» **TASK DESCRIPTION**
Every line holding the string "карту" should be gathered.

+++++

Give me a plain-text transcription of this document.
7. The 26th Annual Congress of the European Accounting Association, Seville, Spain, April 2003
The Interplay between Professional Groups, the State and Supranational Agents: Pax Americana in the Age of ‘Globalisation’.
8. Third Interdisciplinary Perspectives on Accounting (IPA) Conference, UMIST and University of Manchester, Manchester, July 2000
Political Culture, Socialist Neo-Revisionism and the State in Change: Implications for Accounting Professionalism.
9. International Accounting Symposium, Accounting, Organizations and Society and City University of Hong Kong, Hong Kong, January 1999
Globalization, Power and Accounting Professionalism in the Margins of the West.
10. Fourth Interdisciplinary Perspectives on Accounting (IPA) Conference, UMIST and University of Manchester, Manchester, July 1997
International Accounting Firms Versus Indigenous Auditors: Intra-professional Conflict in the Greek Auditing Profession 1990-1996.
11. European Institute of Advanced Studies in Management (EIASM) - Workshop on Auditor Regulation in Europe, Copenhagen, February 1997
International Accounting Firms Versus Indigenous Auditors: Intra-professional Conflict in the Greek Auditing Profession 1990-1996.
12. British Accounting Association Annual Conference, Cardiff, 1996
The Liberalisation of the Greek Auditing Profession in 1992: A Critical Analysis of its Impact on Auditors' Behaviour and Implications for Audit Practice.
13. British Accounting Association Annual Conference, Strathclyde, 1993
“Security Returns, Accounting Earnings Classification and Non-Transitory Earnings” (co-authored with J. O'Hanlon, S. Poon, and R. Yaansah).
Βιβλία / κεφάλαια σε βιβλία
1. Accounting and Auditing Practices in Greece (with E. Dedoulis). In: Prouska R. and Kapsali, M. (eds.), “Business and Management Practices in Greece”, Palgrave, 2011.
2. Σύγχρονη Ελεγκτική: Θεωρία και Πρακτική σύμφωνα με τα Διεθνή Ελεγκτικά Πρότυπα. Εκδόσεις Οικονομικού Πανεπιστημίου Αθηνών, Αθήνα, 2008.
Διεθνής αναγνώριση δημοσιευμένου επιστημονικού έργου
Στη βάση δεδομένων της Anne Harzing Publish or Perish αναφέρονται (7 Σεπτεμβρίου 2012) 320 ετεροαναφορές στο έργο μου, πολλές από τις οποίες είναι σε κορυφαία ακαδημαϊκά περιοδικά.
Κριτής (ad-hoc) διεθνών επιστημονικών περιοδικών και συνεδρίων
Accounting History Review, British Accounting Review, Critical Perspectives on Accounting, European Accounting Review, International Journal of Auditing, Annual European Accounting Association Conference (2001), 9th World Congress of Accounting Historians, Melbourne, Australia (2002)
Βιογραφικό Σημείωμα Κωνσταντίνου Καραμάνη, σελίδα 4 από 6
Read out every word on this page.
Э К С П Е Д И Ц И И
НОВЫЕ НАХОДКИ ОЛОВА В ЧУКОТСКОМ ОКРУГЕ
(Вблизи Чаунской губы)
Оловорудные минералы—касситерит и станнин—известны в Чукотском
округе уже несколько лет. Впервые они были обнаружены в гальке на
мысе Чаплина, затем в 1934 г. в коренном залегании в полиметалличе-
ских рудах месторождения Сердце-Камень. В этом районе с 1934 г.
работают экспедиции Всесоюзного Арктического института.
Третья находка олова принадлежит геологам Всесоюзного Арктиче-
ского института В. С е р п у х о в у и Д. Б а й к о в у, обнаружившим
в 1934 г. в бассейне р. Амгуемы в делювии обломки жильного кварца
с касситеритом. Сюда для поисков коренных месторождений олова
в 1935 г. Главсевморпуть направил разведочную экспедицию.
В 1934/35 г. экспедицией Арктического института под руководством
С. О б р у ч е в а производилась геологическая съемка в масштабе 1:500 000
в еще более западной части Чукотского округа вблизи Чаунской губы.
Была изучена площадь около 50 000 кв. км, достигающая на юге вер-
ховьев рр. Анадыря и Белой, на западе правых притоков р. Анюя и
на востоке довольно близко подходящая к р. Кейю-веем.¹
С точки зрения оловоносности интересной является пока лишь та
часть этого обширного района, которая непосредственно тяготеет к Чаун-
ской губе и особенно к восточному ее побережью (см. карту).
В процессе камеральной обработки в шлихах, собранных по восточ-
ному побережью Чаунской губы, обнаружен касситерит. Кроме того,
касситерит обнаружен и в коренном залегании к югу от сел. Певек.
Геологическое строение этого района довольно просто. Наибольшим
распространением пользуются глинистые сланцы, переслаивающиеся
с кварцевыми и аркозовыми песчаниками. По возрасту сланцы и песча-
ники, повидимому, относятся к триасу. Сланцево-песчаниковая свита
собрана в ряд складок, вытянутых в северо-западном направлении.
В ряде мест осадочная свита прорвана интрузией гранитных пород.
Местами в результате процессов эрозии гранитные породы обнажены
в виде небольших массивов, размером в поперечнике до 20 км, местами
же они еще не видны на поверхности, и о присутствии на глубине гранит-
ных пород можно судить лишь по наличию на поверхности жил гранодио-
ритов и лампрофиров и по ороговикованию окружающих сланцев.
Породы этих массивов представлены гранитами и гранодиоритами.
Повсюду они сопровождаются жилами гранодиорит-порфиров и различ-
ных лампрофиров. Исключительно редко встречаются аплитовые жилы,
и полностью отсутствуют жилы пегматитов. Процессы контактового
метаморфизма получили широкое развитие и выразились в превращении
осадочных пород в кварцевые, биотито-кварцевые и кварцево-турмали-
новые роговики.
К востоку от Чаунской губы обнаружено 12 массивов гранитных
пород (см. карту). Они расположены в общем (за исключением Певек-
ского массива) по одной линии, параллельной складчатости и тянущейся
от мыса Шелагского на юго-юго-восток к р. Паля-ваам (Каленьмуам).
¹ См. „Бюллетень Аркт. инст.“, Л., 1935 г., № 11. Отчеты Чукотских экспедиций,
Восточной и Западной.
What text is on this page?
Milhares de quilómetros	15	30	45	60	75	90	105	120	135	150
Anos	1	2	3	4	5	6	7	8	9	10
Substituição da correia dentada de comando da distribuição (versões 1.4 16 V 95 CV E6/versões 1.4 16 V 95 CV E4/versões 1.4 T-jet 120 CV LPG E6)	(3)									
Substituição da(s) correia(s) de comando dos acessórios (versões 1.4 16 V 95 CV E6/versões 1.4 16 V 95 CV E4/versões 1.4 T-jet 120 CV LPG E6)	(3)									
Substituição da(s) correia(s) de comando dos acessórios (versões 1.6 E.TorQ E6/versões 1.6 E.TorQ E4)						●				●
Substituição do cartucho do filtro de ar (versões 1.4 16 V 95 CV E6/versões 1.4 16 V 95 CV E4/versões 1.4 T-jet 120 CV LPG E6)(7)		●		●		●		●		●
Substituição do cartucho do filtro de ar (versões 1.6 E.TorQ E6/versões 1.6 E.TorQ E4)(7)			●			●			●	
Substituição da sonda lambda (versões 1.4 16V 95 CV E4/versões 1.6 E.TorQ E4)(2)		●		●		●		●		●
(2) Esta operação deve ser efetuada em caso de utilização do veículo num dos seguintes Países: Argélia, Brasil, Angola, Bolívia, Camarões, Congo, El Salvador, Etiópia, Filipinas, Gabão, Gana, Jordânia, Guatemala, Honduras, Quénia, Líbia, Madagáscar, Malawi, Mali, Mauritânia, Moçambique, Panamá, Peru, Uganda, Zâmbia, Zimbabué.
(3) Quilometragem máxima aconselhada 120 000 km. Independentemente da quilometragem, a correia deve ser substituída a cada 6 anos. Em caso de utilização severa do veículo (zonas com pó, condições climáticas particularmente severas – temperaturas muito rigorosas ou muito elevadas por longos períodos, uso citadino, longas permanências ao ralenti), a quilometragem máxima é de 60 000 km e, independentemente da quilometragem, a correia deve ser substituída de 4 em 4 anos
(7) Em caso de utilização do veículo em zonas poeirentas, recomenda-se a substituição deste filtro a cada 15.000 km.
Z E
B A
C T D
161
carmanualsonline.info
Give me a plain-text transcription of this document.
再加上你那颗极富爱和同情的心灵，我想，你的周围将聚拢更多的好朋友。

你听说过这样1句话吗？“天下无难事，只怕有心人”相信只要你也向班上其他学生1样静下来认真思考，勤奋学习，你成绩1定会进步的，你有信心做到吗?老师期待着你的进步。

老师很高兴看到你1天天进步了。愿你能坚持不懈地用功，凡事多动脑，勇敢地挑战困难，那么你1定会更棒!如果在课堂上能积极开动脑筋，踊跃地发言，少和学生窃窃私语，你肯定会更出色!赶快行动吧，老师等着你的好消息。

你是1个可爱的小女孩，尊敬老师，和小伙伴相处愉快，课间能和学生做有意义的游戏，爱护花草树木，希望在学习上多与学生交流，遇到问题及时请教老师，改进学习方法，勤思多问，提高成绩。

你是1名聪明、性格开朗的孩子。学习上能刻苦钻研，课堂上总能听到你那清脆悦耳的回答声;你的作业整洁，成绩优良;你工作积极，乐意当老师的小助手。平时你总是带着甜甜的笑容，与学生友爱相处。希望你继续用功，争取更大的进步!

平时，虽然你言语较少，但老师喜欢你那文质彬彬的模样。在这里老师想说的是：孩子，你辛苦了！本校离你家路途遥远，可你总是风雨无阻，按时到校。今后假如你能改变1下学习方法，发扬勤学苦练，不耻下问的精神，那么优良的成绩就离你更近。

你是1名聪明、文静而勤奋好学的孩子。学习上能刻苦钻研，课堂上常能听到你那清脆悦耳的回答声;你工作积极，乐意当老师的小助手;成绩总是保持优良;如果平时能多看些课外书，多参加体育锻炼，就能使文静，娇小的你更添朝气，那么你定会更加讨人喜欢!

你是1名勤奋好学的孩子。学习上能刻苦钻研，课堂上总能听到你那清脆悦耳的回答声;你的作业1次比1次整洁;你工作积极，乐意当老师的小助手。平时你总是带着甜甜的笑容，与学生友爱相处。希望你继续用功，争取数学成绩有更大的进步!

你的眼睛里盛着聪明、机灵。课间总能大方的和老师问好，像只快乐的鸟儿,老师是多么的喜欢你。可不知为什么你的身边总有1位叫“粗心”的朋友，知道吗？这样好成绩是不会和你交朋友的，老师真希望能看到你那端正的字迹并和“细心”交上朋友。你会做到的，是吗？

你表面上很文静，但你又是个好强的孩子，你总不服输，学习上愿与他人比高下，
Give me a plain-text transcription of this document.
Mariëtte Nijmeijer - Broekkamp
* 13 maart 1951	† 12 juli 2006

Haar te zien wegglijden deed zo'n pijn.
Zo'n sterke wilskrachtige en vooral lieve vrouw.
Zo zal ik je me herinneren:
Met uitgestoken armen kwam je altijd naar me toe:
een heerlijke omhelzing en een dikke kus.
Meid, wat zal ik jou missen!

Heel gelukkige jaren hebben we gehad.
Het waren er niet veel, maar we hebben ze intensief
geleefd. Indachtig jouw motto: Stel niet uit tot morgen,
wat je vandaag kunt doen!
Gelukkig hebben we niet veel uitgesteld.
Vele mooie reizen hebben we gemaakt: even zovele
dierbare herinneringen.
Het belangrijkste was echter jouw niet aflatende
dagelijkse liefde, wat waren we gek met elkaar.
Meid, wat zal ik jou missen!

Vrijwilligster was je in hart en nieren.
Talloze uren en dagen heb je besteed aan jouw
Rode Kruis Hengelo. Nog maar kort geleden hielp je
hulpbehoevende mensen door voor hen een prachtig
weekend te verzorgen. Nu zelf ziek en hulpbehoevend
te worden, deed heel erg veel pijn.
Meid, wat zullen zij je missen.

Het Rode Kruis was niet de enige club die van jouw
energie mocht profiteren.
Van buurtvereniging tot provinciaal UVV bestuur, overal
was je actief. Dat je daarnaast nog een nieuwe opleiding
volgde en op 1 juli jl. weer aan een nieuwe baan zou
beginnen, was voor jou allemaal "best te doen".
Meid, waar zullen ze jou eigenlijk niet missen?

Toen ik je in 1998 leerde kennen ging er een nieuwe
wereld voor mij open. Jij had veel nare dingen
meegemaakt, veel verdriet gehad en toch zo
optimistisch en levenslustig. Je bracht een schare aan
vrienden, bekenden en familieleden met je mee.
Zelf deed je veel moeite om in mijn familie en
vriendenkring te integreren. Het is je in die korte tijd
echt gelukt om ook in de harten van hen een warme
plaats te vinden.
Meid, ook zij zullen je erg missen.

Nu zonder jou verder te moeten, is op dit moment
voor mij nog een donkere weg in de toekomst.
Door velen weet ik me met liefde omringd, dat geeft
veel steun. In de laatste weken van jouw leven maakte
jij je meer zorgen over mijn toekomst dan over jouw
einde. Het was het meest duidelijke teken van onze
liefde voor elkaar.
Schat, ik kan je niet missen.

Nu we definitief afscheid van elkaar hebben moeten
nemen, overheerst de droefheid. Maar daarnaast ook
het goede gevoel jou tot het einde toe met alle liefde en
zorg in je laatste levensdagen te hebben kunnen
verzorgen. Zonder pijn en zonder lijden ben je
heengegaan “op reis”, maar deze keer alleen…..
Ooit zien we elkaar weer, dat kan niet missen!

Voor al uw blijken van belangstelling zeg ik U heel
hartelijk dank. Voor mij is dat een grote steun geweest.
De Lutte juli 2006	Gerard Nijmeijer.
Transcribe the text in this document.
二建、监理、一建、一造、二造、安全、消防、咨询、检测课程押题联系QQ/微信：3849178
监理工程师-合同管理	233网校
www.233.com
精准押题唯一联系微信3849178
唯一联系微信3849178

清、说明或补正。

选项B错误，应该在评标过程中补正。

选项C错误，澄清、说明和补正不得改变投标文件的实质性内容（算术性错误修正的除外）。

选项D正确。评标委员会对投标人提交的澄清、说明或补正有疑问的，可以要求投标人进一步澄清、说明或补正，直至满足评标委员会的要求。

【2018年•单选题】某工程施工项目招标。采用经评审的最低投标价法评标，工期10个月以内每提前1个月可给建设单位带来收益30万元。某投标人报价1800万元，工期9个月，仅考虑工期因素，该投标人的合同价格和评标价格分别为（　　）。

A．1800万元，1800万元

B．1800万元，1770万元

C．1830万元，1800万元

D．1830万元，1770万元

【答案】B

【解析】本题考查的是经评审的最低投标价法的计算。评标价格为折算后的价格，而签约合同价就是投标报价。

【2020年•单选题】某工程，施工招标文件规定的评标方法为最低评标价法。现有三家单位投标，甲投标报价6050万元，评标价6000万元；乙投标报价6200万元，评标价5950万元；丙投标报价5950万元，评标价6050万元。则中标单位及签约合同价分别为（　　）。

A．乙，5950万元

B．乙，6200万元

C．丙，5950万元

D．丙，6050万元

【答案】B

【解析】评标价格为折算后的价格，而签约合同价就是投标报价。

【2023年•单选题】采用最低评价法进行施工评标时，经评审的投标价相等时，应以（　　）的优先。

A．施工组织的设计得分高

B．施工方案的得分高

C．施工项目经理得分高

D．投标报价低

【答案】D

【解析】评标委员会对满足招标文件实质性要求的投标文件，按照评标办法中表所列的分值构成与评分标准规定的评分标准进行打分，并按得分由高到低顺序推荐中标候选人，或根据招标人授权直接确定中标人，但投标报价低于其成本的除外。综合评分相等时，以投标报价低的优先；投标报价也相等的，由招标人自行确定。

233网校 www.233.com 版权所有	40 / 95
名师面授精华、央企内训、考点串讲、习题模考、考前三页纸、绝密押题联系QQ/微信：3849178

+++++

» **THE RESULT**
ской губе и особенно к восточному ее побережью (см. карту).
пород (см. карту). Они расположены в общем (за исключением Певек-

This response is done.